EXERCISE:
Filter the listing below, copying every line in which the word "dash" appears.
====
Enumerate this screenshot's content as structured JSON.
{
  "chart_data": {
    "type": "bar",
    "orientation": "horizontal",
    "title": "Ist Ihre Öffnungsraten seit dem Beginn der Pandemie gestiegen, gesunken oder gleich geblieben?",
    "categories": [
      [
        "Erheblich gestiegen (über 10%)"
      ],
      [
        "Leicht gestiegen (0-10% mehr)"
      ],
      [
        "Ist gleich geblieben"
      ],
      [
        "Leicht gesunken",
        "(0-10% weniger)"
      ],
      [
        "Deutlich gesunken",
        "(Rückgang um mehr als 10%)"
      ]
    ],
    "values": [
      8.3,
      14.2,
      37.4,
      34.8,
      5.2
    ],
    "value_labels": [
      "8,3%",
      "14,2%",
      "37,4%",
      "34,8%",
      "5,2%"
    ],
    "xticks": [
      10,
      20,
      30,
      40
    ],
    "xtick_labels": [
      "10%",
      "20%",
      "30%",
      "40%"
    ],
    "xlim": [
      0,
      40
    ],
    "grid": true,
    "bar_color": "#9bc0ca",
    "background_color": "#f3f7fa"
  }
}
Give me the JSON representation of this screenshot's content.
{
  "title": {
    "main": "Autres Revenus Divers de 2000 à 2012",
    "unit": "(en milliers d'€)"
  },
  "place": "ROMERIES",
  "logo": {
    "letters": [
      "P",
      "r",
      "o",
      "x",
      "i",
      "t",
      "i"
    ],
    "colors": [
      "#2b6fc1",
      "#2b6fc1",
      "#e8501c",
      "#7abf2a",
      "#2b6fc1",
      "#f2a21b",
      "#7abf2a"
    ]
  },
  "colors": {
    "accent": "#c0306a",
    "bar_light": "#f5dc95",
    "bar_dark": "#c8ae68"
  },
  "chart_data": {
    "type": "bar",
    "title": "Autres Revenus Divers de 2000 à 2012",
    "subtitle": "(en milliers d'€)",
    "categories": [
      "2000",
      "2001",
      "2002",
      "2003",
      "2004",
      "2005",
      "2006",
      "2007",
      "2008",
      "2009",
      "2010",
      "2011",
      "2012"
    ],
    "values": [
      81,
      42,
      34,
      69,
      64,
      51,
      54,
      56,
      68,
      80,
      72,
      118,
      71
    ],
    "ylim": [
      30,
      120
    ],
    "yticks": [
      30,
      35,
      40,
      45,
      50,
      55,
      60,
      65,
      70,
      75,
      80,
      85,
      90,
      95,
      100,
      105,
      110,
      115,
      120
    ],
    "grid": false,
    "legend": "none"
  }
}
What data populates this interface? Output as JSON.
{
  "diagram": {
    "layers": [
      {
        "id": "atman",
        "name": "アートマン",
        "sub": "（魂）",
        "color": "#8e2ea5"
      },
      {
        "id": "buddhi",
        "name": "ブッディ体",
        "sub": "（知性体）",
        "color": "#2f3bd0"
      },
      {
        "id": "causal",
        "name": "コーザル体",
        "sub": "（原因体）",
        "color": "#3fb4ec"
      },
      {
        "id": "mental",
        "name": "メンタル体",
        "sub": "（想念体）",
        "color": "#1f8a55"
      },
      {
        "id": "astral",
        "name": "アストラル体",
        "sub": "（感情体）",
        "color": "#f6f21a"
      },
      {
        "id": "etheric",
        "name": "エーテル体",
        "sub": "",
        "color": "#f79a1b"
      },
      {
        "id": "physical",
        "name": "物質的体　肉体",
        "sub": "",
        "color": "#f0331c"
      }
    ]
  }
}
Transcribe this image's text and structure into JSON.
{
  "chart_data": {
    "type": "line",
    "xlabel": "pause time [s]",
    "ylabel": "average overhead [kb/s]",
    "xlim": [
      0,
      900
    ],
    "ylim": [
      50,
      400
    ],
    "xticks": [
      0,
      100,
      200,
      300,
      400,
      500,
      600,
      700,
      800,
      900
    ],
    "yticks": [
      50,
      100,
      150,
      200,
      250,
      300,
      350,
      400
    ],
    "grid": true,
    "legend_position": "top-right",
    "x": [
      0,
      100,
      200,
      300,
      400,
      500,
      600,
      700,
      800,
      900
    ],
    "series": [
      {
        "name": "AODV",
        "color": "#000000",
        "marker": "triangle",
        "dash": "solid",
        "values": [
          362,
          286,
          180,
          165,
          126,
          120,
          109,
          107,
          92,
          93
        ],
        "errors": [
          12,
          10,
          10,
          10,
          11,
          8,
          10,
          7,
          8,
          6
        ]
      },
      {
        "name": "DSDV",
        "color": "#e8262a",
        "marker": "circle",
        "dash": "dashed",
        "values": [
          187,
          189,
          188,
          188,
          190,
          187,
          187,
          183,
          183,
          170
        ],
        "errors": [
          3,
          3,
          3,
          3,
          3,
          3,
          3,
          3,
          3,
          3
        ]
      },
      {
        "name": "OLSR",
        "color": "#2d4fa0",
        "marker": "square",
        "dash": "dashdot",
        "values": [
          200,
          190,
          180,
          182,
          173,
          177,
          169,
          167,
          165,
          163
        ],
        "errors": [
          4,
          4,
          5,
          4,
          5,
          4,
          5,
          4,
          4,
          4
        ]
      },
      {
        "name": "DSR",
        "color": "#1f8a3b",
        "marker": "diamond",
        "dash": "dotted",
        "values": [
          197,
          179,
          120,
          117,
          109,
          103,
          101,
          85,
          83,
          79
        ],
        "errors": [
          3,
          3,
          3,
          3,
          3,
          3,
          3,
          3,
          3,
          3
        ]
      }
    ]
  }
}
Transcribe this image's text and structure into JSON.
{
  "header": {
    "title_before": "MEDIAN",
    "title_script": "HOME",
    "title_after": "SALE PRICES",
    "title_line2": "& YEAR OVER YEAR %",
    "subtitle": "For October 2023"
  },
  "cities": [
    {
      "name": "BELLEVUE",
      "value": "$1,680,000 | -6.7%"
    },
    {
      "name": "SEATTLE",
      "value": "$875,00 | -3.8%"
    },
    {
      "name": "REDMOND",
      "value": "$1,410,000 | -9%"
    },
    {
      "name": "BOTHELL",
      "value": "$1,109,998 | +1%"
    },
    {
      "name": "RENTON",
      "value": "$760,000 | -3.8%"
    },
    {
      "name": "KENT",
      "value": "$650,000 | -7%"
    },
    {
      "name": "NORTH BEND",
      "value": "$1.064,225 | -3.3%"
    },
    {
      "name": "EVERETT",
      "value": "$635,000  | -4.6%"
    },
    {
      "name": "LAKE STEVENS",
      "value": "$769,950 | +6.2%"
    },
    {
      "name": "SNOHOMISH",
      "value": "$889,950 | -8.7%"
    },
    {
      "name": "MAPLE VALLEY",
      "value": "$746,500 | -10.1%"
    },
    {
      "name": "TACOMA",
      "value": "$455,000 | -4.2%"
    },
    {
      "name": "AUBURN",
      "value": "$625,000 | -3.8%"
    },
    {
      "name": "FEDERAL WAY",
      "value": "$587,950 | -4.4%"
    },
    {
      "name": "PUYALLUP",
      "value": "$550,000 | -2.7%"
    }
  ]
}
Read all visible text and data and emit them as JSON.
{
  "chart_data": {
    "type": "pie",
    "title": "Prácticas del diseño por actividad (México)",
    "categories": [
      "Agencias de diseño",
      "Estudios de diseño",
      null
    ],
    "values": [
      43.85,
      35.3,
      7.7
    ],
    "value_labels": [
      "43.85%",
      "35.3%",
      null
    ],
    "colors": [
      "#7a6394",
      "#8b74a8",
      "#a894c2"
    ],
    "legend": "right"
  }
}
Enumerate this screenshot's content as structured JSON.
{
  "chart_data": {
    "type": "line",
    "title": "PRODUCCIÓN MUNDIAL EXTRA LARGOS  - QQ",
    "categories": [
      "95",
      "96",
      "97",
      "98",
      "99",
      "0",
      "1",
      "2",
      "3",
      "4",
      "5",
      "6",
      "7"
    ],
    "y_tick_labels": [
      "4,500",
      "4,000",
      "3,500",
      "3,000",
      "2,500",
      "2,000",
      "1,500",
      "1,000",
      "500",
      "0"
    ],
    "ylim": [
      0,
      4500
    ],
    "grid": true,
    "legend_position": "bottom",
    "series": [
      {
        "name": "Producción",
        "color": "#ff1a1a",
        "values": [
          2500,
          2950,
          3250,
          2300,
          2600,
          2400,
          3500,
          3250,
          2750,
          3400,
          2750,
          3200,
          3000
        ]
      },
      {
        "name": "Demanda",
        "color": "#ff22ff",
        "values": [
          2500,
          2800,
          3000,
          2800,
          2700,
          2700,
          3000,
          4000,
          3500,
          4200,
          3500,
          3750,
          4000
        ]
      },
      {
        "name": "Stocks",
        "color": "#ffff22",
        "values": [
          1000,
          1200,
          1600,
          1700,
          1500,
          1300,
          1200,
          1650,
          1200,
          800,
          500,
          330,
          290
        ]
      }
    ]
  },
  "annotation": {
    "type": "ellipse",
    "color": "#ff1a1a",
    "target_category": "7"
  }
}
====
FULL ANSWER:
        "dash": "solid",
        "dash": "dashed",
        "dash": "dashdot",
        "dash": "dotted",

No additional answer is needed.